(Records from a data collection)
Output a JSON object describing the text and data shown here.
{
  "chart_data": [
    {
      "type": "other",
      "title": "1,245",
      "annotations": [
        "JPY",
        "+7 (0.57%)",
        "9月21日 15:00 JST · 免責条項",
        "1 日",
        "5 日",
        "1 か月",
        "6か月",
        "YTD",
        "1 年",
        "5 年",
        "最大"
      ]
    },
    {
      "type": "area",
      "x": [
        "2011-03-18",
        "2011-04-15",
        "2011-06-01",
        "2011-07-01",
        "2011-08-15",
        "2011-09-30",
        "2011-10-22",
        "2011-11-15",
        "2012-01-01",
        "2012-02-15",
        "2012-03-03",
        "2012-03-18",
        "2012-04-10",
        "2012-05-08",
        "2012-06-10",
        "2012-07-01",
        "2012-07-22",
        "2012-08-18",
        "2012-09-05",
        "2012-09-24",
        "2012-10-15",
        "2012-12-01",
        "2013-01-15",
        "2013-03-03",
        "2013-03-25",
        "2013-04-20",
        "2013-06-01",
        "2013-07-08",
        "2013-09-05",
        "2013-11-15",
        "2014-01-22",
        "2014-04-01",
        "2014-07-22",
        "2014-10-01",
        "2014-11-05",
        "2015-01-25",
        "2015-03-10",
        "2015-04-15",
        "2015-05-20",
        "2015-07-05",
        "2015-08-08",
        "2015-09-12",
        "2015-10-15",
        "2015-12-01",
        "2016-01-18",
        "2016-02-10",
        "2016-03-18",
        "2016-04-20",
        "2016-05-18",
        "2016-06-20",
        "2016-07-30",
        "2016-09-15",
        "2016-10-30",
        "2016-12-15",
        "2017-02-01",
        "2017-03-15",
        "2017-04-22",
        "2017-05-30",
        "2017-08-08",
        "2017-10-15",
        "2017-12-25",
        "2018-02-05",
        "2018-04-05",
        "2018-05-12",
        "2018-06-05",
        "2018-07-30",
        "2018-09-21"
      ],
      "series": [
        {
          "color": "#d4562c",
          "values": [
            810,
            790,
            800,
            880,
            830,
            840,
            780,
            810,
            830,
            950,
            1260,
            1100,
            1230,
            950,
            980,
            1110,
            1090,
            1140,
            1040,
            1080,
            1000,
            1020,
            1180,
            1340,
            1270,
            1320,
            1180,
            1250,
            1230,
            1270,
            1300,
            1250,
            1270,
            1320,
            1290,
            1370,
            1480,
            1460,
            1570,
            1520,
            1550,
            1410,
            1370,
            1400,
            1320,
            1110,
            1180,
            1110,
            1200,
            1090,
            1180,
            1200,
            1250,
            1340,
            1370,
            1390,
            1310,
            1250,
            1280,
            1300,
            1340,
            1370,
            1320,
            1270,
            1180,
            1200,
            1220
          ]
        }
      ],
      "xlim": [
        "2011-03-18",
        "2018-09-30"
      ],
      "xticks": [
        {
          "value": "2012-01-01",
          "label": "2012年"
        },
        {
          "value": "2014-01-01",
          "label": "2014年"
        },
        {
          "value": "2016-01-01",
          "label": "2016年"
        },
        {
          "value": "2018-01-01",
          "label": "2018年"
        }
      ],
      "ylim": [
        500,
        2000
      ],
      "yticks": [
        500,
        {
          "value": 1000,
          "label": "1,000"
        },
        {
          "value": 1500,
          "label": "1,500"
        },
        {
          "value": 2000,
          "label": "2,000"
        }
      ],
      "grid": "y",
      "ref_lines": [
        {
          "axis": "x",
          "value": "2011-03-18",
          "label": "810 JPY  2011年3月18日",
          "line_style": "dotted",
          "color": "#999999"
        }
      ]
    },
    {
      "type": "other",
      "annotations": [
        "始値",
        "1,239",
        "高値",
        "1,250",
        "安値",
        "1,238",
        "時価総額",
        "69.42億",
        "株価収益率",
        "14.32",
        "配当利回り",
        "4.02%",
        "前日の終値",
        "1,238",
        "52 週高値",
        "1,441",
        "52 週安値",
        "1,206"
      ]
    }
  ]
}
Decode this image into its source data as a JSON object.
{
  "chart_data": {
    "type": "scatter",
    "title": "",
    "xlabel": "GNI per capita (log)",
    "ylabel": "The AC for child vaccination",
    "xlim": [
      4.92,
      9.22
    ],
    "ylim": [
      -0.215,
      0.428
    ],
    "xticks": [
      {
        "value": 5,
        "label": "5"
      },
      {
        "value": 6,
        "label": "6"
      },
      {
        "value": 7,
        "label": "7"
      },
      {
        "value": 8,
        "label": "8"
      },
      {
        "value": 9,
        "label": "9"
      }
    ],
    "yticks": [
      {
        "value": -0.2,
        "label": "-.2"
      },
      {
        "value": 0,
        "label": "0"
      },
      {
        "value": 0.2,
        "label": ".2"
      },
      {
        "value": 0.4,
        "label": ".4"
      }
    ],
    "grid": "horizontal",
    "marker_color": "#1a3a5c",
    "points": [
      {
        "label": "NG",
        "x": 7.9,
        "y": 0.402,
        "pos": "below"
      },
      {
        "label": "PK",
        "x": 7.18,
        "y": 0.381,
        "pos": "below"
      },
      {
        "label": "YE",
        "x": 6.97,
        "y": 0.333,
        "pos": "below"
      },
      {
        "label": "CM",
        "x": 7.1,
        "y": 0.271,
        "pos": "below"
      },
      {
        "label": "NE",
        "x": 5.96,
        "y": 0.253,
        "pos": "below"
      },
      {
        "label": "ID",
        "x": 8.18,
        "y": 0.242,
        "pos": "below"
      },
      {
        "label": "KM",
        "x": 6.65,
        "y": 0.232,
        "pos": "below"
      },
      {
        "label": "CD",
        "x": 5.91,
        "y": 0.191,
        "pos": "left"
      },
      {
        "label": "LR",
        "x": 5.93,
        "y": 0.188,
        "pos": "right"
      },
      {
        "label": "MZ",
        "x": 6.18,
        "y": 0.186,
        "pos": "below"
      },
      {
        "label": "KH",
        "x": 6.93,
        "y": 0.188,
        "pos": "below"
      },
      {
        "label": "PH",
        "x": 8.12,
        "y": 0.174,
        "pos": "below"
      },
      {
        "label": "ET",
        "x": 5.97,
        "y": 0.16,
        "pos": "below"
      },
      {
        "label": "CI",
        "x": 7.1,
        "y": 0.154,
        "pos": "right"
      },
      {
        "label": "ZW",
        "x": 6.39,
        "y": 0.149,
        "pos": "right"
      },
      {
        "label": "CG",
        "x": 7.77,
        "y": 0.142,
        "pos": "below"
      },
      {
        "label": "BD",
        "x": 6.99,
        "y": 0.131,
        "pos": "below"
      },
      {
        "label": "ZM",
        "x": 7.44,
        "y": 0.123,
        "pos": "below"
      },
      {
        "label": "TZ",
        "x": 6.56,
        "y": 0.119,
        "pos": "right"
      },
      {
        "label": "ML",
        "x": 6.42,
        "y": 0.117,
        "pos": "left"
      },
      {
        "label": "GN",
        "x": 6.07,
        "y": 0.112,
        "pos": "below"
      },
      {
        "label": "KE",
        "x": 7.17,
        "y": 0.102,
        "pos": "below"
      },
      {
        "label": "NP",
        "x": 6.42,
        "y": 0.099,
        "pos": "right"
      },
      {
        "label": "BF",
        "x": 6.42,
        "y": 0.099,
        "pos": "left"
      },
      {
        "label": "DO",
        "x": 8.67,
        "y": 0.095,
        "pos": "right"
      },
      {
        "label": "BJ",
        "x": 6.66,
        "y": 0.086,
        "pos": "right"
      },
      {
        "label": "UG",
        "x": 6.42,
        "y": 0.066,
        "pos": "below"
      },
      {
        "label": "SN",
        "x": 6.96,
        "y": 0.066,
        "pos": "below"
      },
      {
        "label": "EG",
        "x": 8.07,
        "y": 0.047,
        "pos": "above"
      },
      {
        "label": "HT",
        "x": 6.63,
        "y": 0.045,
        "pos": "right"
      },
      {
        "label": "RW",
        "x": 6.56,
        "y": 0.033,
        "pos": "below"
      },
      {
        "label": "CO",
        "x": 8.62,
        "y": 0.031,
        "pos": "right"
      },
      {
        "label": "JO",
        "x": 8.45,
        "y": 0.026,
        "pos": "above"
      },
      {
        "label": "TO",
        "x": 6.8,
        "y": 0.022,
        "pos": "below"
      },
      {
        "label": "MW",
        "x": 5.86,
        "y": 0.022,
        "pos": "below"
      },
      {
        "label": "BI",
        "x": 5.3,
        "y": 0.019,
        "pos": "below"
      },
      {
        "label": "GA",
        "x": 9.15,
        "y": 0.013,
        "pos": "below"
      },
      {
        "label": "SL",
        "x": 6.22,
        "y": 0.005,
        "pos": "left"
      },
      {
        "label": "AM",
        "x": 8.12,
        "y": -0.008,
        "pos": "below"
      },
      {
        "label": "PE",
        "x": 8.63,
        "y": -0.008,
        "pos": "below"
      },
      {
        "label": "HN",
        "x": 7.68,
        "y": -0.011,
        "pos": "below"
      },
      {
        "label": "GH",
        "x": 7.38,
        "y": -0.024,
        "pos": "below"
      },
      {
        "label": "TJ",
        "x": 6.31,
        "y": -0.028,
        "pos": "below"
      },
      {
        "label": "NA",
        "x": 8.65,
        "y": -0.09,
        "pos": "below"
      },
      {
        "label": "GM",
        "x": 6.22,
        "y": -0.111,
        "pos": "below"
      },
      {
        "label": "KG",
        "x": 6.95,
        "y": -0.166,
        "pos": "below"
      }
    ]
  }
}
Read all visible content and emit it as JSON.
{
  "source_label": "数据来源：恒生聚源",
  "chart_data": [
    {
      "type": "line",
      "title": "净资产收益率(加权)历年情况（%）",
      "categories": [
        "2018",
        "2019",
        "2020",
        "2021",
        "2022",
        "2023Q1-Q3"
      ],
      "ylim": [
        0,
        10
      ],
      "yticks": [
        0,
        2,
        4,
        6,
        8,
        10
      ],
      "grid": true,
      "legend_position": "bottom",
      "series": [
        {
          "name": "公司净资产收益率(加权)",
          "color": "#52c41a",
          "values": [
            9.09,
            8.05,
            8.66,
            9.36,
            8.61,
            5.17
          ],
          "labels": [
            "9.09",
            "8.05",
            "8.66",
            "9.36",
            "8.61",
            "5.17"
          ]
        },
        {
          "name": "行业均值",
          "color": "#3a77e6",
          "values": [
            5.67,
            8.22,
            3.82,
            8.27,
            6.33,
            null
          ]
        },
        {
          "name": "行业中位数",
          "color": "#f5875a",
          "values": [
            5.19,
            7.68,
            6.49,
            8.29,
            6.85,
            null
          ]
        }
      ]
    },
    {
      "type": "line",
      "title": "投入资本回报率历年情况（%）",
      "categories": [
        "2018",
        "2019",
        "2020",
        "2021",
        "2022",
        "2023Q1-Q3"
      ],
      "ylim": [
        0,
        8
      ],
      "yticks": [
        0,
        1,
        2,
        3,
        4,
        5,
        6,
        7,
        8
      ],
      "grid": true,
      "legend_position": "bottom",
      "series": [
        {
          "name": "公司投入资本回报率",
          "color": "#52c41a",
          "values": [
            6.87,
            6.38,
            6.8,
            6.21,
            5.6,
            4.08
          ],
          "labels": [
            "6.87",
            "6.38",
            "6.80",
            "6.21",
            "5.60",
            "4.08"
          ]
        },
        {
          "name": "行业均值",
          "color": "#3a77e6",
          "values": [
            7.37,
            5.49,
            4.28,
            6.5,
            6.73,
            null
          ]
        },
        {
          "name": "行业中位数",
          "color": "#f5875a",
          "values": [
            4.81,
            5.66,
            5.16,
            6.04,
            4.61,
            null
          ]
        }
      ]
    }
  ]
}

DIRECTIVE:
Which lines in the records above contain the string "object"? Copy each one.

RESPONSE:
Output a JSON object describing the text and data shown here.
Decode this image into its source data as a JSON object.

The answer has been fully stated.